* [Task description] Repeat what the lines below say, word for word, and skip every image.

* [Extracted information]
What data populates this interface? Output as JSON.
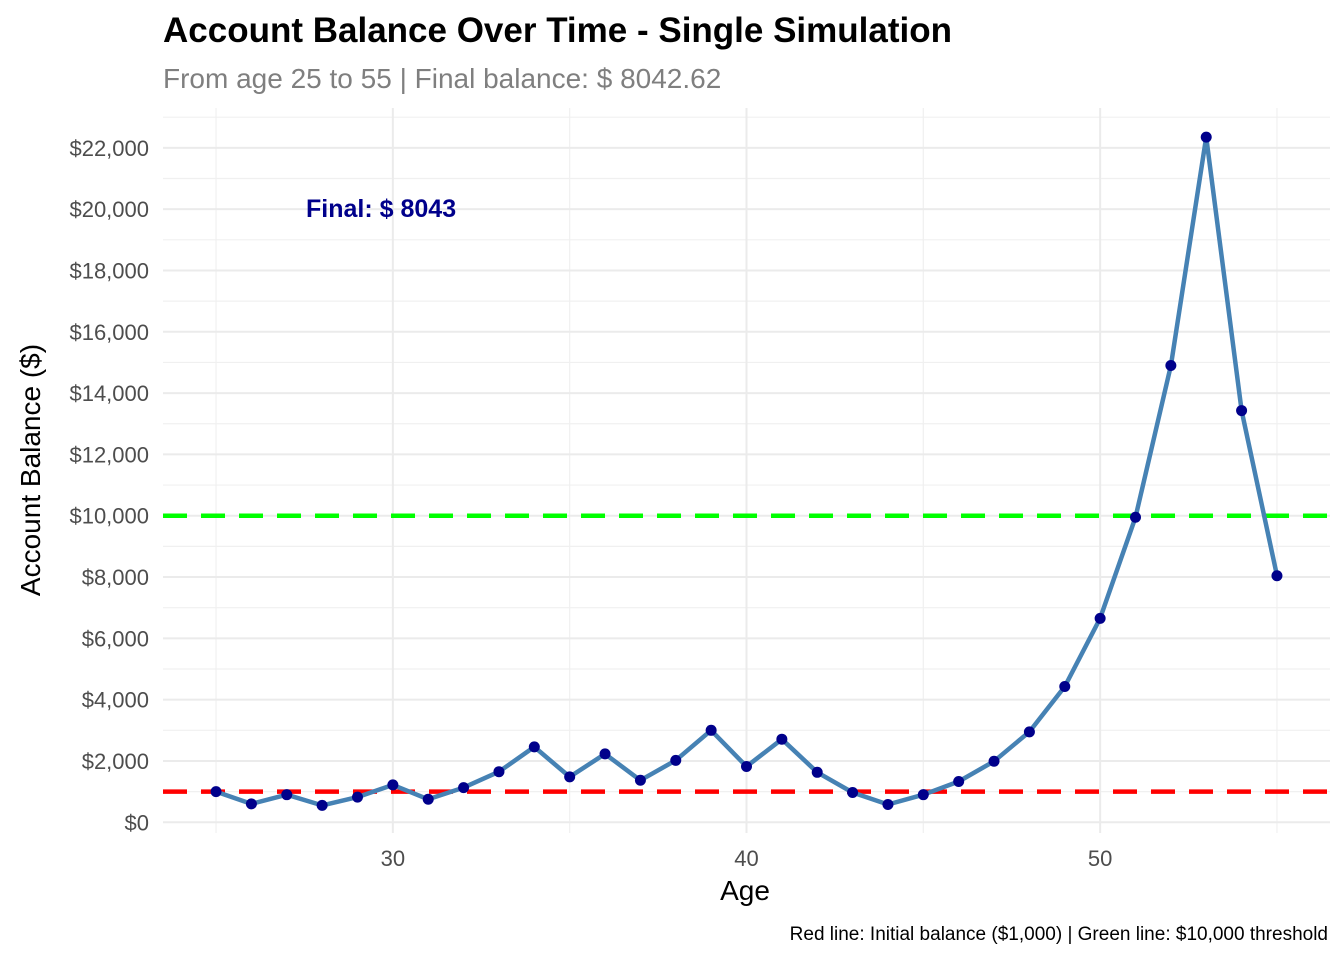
{
  "chart_data": {
    "type": "line",
    "title": "Account Balance Over Time - Single Simulation",
    "subtitle": "From age 25 to 55 | Final balance: $ 8042.62",
    "xlabel": "Age",
    "ylabel": "Account Balance ($)",
    "caption": "Red line: Initial balance ($1,000) | Green line: $10,000 threshold",
    "xlim": [
      23.5,
      56.5
    ],
    "ylim": [
      -350,
      23300
    ],
    "x_ticks": [
      30,
      40,
      50
    ],
    "x_tick_labels": [
      "30",
      "40",
      "50"
    ],
    "y_ticks": [
      0,
      2000,
      4000,
      6000,
      8000,
      10000,
      12000,
      14000,
      16000,
      18000,
      20000,
      22000
    ],
    "y_tick_labels": [
      "$0",
      "$2,000",
      "$4,000",
      "$6,000",
      "$8,000",
      "$10,000",
      "$12,000",
      "$14,000",
      "$16,000",
      "$18,000",
      "$20,000",
      "$22,000"
    ],
    "grid": true,
    "series": [
      {
        "x": [
          25,
          26,
          27,
          28,
          29,
          30,
          31,
          32,
          33,
          34,
          35,
          36,
          37,
          38,
          39,
          40,
          41,
          42,
          43,
          44,
          45,
          46,
          47,
          48,
          49,
          50,
          51,
          52,
          53,
          54,
          55
        ],
        "values": [
          1000,
          600,
          900,
          550,
          820,
          1220,
          750,
          1130,
          1650,
          2460,
          1480,
          2230,
          1370,
          2020,
          3000,
          1820,
          2710,
          1630,
          970,
          580,
          900,
          1330,
          1990,
          2950,
          4430,
          6650,
          9950,
          14900,
          22350,
          13430,
          8043
        ],
        "color": "#4682B4",
        "marker_color": "#00008B"
      }
    ],
    "reference_lines": [
      {
        "y": 1000,
        "color": "#FF0000",
        "style": "dashed"
      },
      {
        "y": 10000,
        "color": "#00FF00",
        "style": "dashed"
      }
    ],
    "annotations": [
      {
        "text": "Final: $ 8043",
        "x": 25,
        "y": 20000,
        "color": "#00008B"
      }
    ]
  }
}
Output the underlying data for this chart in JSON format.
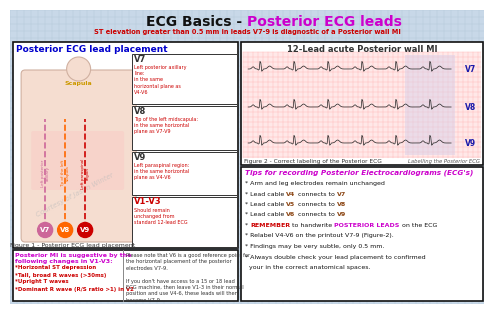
{
  "title_black": "ECG Basics - ",
  "title_magenta": "Posterior ECG leads",
  "subtitle": "ST elevation greater than 0.5 mm in leads V7-9 is diagnostic of a Posterior wall MI",
  "bg_color": "#c8d8e8",
  "grid_color": "#b0c8d8",
  "panel1_title": "Posterior ECG lead placement",
  "panel1_title_color": "#0000cc",
  "panel2_title": "12-Lead acute Posterior wall MI",
  "panel2_title_color": "#333333",
  "v7_title": "V7",
  "v7_desc": "Left posterior axillary\nline:\nin the same\nhorizontal plane as\nV4-V6",
  "v8_title": "V8",
  "v8_desc": "Tip of the left midscapula:\nin the same horizontal\nplane as V7-V9",
  "v9_title": "V9",
  "v9_desc": "Left paraspinal region:\nin the same horizontal\nplane as V4-V6",
  "v1v3_title": "V1-V3",
  "v1v3_desc": "Should remain\nunchanged from\nstandard 12-lead ECG",
  "v1v3_color": "#cc0000",
  "fig1_caption": "Figure 1 - Posterior ECG lead placement",
  "fig2_caption": "Figure 2 - Correct labeling of the Posterior ECG",
  "fig2_sub": "Labelling the Posterior ECG",
  "panel3_title": "Posterior MI is suggestive by the\nfollowing changes in V1-V3:",
  "panel3_title_color": "#cc00cc",
  "panel3_items": [
    "*Horizontal ST depression",
    "*Tall, broad R waves (>30ms)",
    "*Upright T waves",
    "*Dominant R wave (R/S ratio >1) in V2"
  ],
  "panel3_items_color": "#cc0000",
  "panel3_right_text1": "Please note that V6 is a good reference point for",
  "panel3_right_text2": "the horizontal placement of the posterior",
  "panel3_right_text3": "electrodes V7-9.",
  "panel3_right_text4": "If you don't have access to a 15 or 18 lead",
  "panel3_right_text5": "ECG machine, then leave V1-3 in their normal",
  "panel3_right_text6": "position and use V4-6, these leads will then",
  "panel3_right_text7": "become V7-9.",
  "tips_title": "Tips for recording Posterior Electrocardiograms (ECG's)",
  "tips_title_color": "#cc00cc",
  "button_v7_color": "#cc6699",
  "button_v8_color": "#ff6600",
  "button_v9_color": "#cc0000",
  "scapula_color": "#cc9900",
  "watermark": "Courtesy of Jason Winter"
}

* [Answer to this task]
What data populates this interface? Output as JSON.
{
  "chart_data": {
    "type": "line",
    "title": "Account Balance Over Time - Single Simulation",
    "subtitle": "From age 25 to 55 | Final balance: $ 8042.62",
    "xlabel": "Age",
    "ylabel": "Account Balance ($)",
    "caption": "Red line: Initial balance ($1,000) | Green line: $10,000 threshold",
    "xlim": [
      23.5,
      56.5
    ],
    "ylim": [
      -350,
      23300
    ],
    "x_ticks": [
      30,
      40,
      50
    ],
    "x_tick_labels": [
      "30",
      "40",
      "50"
    ],
    "y_ticks": [
      0,
      2000,
      4000,
      6000,
      8000,
      10000,
      12000,
      14000,
      16000,
      18000,
      20000,
      22000
    ],
    "y_tick_labels": [
      "$0",
      "$2,000",
      "$4,000",
      "$6,000",
      "$8,000",
      "$10,000",
      "$12,000",
      "$14,000",
      "$16,000",
      "$18,000",
      "$20,000",
      "$22,000"
    ],
    "grid": true,
    "series": [
      {
        "x": [
          25,
          26,
          27,
          28,
          29,
          30,
          31,
          32,
          33,
          34,
          35,
          36,
          37,
          38,
          39,
          40,
          41,
          42,
          43,
          44,
          45,
          46,
          47,
          48,
          49,
          50,
          51,
          52,
          53,
          54,
          55
        ],
        "values": [
          1000,
          600,
          900,
          550,
          820,
          1220,
          750,
          1130,
          1650,
          2460,
          1480,
          2230,
          1370,
          2020,
          3000,
          1820,
          2710,
          1630,
          970,
          580,
          900,
          1330,
          1990,
          2950,
          4430,
          6650,
          9950,
          14900,
          22350,
          13430,
          8043
        ],
        "color": "#4682B4",
        "marker_color": "#00008B"
      }
    ],
    "reference_lines": [
      {
        "y": 1000,
        "color": "#FF0000",
        "style": "dashed"
      },
      {
        "y": 10000,
        "color": "#00FF00",
        "style": "dashed"
      }
    ],
    "annotations": [
      {
        "text": "Final: $ 8043",
        "x": 25,
        "y": 20000,
        "color": "#00008B"
      }
    ]
  }
}
Output the underlying data for this chart in JSON format.
{
  "title_black": "ECG Basics - ",
  "title_magenta": "Posterior ECG leads",
  "subtitle": "ST elevation greater than 0.5 mm in leads V7-9 is diagnostic of a Posterior wall MI",
  "bg_color": "#c8d8e8",
  "grid_color": "#b0c8d8",
  "panel1_title": "Posterior ECG lead placement",
  "panel1_title_color": "#0000cc",
  "panel2_title": "12-Lead acute Posterior wall MI",
  "panel2_title_color": "#333333",
  "v7_title": "V7",
  "v7_desc": "Left posterior axillary\nline:\nin the same\nhorizontal plane as\nV4-V6",
  "v8_title": "V8",
  "v8_desc": "Tip of the left midscapula:\nin the same horizontal\nplane as V7-V9",
  "v9_title": "V9",
  "v9_desc": "Left paraspinal region:\nin the same horizontal\nplane as V4-V6",
  "v1v3_title": "V1-V3",
  "v1v3_desc": "Should remain\nunchanged from\nstandard 12-lead ECG",
  "v1v3_color": "#cc0000",
  "fig1_caption": "Figure 1 - Posterior ECG lead placement",
  "fig2_caption": "Figure 2 - Correct labeling of the Posterior ECG",
  "fig2_sub": "Labelling the Posterior ECG",
  "panel3_title": "Posterior MI is suggestive by the\nfollowing changes in V1-V3:",
  "panel3_title_color": "#cc00cc",
  "panel3_items": [
    "*Horizontal ST depression",
    "*Tall, broad R waves (>30ms)",
    "*Upright T waves",
    "*Dominant R wave (R/S ratio >1) in V2"
  ],
  "panel3_items_color": "#cc0000",
  "panel3_right_text1": "Please note that V6 is a good reference point for",
  "panel3_right_text2": "the horizontal placement of the posterior",
  "panel3_right_text3": "electrodes V7-9.",
  "panel3_right_text4": "If you don't have access to a 15 or 18 lead",
  "panel3_right_text5": "ECG machine, then leave V1-3 in their normal",
  "panel3_right_text6": "position and use V4-6, these leads will then",
  "panel3_right_text7": "become V7-9.",
  "tips_title": "Tips for recording Posterior Electrocardiograms (ECG's)",
  "tips_title_color": "#cc00cc",
  "button_v7_color": "#cc6699",
  "button_v8_color": "#ff6600",
  "button_v9_color": "#cc0000",
  "scapula_color": "#cc9900",
  "watermark": "Courtesy of Jason Winter"
}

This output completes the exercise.